What to work on:
Identify the lines that contain the string "Rudolf" and report only how many there are.

**** Extracted information ****

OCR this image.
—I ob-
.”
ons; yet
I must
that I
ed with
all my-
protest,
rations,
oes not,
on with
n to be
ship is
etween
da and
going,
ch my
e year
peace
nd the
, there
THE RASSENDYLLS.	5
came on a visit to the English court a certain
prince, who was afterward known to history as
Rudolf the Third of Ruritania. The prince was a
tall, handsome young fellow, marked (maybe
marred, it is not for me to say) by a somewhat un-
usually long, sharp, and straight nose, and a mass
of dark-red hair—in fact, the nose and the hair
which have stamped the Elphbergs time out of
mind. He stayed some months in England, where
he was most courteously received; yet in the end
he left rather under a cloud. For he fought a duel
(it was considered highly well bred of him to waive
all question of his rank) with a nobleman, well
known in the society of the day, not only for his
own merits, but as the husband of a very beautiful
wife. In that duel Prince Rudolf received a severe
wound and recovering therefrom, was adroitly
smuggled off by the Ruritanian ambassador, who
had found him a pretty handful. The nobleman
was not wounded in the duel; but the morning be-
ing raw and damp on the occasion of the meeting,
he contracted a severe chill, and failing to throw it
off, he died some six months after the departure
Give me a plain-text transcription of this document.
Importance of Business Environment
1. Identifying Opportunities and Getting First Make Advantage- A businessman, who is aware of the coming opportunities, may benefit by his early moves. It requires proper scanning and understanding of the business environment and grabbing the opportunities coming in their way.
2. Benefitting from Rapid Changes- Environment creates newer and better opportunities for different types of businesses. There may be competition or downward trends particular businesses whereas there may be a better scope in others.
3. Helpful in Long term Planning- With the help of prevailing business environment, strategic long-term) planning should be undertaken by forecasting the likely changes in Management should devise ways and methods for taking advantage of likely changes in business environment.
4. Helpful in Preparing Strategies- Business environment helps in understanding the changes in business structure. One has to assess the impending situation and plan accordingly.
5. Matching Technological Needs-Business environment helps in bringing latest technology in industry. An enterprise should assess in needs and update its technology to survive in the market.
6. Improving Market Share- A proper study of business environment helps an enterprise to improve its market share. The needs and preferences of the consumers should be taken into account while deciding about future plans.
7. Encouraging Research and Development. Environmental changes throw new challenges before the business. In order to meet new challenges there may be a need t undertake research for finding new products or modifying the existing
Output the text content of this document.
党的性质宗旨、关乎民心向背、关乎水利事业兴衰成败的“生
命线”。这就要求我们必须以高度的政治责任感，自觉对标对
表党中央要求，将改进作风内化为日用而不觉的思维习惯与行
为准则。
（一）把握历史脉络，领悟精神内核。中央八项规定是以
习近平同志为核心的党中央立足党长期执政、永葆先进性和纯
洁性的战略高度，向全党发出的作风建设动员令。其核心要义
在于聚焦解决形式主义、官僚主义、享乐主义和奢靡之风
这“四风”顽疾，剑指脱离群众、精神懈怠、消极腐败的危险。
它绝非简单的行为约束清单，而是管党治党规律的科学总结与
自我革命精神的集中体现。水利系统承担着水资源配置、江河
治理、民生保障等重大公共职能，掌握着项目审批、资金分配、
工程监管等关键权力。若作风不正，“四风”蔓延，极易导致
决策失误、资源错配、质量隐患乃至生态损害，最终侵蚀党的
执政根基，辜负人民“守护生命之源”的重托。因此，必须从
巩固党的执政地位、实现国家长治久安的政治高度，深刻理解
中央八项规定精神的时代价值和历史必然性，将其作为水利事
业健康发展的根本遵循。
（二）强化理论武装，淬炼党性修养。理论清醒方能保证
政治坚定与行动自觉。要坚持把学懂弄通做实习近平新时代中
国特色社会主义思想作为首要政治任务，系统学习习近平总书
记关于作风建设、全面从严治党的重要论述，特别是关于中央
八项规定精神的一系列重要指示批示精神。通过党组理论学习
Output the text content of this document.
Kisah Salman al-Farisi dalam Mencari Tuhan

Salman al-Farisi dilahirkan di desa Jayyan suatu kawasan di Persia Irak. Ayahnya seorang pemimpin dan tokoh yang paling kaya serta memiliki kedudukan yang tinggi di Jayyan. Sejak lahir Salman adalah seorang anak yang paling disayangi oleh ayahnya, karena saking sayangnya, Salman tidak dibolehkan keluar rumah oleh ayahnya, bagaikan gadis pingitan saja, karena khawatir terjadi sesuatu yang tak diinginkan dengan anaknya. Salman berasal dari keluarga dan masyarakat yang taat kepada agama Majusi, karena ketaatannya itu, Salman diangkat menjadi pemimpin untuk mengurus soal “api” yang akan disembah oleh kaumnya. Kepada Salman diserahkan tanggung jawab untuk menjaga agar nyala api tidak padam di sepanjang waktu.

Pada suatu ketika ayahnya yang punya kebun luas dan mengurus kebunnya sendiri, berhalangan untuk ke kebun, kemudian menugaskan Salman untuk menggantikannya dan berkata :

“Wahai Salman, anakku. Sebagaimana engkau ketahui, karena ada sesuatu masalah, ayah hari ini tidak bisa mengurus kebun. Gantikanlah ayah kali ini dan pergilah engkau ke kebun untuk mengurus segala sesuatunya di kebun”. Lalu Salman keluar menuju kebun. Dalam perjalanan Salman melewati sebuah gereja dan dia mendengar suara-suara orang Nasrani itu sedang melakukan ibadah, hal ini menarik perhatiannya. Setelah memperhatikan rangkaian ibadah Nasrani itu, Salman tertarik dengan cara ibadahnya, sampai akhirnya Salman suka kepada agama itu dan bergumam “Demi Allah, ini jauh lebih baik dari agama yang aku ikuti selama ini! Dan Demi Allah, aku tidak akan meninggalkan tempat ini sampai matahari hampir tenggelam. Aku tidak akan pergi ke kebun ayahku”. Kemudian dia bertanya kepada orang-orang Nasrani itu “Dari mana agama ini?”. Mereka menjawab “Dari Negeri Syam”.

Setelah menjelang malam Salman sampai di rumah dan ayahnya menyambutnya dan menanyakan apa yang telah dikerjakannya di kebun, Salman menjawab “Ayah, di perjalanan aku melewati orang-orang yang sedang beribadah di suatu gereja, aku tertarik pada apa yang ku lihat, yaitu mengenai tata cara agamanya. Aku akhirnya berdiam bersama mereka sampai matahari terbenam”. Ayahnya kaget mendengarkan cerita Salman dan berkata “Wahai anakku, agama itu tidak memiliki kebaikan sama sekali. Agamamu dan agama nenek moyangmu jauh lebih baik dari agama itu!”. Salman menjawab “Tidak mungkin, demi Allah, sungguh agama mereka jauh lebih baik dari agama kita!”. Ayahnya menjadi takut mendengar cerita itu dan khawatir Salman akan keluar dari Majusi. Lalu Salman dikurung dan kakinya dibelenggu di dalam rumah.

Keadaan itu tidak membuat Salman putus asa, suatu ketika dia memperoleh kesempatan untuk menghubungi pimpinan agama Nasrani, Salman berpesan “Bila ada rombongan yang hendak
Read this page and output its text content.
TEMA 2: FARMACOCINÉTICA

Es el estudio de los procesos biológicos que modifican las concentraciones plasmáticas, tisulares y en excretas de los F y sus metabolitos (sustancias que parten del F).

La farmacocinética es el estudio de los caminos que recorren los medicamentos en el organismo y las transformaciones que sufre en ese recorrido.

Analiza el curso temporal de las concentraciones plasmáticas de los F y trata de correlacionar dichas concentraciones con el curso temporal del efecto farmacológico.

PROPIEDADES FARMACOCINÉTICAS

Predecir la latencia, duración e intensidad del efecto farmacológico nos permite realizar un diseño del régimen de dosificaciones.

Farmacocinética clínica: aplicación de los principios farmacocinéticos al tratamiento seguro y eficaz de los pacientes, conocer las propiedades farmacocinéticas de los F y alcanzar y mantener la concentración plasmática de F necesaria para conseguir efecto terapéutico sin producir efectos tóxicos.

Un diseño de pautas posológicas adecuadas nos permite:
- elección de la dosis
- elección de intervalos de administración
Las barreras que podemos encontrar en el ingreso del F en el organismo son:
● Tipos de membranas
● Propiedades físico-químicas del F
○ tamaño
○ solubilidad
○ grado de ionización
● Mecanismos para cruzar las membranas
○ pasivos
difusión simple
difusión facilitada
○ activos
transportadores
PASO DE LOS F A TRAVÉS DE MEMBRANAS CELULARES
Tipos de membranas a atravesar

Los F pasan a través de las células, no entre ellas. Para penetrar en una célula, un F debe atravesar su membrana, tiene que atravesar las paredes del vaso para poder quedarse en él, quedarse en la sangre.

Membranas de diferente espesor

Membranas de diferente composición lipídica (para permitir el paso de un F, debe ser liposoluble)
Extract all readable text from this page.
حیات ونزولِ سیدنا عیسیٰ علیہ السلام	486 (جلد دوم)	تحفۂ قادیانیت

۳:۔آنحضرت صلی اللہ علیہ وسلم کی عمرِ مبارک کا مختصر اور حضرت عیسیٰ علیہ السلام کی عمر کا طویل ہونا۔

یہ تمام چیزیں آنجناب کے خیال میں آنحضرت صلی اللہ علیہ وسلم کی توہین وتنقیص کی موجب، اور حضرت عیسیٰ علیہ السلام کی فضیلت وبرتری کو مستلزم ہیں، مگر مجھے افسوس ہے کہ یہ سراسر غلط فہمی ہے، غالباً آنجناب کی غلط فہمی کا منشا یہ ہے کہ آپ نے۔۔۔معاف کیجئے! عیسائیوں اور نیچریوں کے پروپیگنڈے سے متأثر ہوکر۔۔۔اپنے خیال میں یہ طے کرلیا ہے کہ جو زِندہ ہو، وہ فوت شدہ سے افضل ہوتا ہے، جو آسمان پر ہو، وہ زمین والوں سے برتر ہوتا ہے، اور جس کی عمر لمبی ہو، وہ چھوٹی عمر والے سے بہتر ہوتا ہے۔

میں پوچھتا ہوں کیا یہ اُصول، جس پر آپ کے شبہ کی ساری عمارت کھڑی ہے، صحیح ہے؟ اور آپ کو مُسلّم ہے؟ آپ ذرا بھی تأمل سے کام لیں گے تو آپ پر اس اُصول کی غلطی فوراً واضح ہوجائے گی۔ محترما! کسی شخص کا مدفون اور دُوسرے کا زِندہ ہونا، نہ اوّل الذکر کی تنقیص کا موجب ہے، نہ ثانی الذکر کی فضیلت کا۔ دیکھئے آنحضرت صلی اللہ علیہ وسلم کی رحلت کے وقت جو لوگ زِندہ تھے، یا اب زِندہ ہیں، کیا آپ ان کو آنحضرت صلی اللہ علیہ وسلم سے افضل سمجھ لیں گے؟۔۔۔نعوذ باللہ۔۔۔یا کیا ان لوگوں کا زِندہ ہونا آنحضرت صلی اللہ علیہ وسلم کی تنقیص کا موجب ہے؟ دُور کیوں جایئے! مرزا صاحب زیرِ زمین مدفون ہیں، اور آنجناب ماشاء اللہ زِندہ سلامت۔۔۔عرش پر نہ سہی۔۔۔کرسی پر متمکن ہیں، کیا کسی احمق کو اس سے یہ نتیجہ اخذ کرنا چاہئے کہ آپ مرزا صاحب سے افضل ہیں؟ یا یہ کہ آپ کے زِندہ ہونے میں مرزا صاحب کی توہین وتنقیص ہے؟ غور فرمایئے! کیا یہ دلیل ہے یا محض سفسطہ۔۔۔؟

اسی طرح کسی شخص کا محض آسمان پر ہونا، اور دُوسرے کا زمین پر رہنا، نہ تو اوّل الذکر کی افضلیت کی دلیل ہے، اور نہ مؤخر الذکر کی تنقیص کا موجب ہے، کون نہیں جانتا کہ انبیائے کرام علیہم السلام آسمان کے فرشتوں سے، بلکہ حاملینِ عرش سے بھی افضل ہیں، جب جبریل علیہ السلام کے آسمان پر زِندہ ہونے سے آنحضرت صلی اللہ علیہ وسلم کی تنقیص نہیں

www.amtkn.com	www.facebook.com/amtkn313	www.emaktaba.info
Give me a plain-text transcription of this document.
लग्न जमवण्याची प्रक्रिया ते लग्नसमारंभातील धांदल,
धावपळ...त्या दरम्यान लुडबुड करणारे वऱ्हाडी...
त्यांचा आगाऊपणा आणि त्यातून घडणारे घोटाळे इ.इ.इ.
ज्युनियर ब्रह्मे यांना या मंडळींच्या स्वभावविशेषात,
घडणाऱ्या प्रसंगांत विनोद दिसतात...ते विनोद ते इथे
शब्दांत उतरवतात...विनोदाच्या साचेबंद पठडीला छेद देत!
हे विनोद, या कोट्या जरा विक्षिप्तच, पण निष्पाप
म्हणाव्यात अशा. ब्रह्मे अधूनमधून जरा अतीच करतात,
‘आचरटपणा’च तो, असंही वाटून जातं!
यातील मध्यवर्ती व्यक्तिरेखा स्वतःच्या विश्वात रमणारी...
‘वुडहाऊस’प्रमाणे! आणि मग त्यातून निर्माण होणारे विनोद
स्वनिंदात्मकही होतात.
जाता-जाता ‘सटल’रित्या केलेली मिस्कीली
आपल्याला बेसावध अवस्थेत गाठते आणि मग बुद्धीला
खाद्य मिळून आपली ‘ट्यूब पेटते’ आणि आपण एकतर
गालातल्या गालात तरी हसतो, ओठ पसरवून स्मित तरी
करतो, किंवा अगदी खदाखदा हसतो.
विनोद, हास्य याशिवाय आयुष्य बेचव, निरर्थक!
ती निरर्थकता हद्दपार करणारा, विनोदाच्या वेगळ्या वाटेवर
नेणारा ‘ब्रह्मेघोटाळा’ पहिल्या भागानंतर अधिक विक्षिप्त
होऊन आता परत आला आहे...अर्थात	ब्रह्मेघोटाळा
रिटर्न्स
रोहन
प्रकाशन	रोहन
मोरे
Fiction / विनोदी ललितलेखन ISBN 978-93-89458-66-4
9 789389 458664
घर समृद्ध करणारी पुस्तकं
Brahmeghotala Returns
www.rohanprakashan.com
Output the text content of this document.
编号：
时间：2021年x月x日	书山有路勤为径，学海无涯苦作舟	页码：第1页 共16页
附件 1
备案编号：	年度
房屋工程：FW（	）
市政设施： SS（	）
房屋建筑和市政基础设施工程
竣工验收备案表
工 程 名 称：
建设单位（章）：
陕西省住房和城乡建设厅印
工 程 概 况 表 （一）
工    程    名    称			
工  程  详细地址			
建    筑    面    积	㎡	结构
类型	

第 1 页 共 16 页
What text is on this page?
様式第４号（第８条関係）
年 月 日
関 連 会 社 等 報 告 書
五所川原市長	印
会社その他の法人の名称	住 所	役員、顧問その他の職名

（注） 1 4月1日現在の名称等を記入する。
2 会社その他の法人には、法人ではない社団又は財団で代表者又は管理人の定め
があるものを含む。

****

The answer:
2